▸ **What you have to do**
Looking at the listing, state how many of its lines contain the string "text". Write only the number.

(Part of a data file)
____________________

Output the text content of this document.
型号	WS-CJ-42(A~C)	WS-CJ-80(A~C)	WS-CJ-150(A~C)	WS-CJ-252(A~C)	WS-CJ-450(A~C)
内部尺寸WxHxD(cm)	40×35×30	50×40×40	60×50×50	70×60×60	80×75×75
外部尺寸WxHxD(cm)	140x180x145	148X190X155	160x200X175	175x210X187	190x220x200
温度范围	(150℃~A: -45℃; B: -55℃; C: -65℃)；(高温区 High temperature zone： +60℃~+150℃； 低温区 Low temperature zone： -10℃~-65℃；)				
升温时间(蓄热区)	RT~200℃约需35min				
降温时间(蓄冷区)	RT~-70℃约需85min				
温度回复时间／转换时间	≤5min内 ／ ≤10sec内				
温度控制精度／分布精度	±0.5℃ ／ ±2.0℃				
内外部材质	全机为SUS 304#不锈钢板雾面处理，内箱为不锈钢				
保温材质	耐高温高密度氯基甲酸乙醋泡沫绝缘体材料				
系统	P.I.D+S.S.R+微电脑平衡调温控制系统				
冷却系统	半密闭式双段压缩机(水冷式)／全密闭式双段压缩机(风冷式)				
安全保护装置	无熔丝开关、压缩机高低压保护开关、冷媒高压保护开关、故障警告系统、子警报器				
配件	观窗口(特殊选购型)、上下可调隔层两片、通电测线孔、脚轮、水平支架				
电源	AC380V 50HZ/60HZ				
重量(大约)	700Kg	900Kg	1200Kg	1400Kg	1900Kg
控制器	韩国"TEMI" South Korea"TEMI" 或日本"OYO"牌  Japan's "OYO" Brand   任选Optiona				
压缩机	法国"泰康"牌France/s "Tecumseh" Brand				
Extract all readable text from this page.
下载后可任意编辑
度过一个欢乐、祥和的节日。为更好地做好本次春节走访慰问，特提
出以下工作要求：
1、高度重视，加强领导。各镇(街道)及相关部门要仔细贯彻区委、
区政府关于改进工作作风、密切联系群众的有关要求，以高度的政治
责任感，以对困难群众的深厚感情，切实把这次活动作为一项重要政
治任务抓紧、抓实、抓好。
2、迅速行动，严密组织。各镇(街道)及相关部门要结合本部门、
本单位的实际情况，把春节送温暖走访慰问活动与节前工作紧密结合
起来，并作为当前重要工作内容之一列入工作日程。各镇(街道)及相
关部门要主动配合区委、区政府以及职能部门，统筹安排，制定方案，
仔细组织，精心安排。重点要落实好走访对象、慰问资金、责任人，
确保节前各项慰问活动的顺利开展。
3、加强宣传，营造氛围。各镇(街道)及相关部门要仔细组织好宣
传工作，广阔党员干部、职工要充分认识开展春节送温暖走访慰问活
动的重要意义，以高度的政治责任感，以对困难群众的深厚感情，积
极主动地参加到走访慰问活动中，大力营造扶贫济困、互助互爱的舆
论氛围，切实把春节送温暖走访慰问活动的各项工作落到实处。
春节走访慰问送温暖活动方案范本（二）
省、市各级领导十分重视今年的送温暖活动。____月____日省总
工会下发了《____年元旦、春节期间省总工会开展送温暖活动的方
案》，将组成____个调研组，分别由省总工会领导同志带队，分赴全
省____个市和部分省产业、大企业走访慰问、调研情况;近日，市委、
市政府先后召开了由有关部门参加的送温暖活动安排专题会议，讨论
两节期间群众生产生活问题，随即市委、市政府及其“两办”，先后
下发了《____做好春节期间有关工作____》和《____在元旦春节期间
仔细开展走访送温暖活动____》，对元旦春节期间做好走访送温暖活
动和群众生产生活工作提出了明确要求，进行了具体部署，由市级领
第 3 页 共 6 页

____________________

▸ **Final answer**
2